**Short exercise**
Look through the data below and return each line where "name" appears.

**Provided information**
______

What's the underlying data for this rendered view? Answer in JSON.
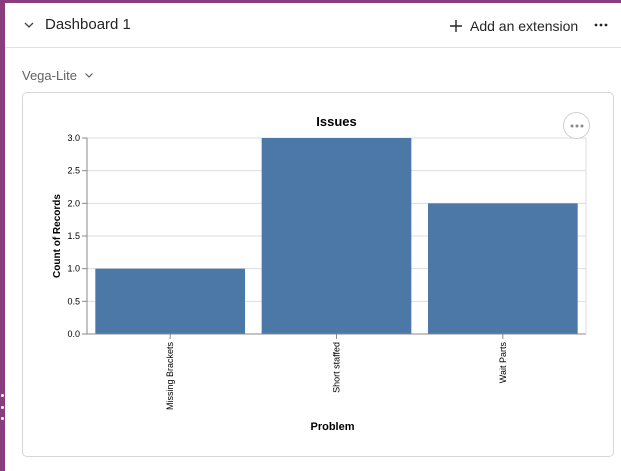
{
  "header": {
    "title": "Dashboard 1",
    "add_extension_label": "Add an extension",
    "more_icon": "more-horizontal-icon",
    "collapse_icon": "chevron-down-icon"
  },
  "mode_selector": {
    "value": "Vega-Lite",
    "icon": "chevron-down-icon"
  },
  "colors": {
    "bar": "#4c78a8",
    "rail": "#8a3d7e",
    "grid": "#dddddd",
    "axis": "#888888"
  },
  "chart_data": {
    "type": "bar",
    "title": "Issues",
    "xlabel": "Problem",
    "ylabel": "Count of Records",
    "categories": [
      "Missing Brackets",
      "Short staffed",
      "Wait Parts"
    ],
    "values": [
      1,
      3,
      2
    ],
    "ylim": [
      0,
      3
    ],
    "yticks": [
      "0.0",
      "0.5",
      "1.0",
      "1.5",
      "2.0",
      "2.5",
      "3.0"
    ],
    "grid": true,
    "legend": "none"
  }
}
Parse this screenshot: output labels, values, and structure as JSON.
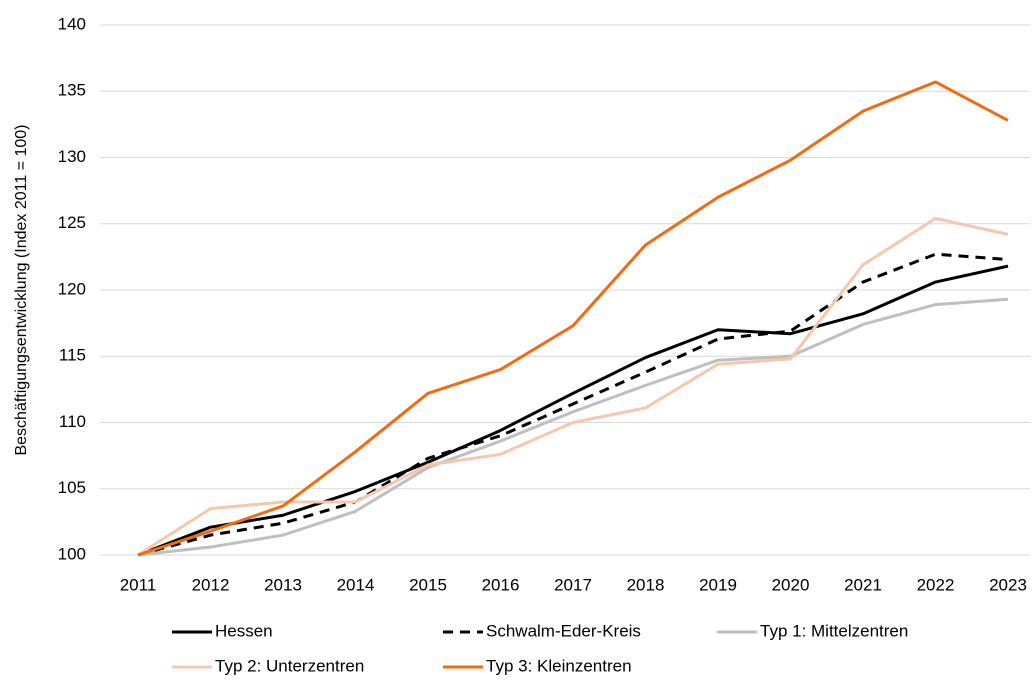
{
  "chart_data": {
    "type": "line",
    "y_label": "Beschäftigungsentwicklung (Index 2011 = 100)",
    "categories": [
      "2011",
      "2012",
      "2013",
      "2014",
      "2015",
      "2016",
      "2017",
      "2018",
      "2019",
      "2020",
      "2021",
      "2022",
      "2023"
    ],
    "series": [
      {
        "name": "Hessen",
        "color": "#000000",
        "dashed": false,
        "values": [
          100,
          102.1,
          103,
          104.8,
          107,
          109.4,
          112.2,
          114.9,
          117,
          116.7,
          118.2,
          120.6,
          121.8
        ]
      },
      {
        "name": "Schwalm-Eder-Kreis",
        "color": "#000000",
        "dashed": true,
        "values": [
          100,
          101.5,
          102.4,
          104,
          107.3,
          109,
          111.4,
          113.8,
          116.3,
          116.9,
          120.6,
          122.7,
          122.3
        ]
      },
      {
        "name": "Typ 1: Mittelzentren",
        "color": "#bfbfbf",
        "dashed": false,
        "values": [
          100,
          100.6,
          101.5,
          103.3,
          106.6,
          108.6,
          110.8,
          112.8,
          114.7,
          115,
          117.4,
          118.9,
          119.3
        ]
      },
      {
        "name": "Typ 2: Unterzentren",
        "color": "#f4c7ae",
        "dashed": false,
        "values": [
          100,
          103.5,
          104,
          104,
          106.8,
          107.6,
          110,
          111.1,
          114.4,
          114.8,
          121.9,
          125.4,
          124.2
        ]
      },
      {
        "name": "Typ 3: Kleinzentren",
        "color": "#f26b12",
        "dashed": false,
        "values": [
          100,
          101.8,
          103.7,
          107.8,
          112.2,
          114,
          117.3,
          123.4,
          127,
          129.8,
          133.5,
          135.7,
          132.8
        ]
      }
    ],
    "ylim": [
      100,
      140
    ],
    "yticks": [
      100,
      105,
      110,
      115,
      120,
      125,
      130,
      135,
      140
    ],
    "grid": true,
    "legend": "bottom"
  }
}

______

**Result of the exercise**
        "name": "Hessen",
        "name": "Schwalm-Eder-Kreis",
        "name": "Typ 1: Mittelzentren",
        "name": "Typ 2: Unterzentren",
        "name": "Typ 3: Kleinzentren",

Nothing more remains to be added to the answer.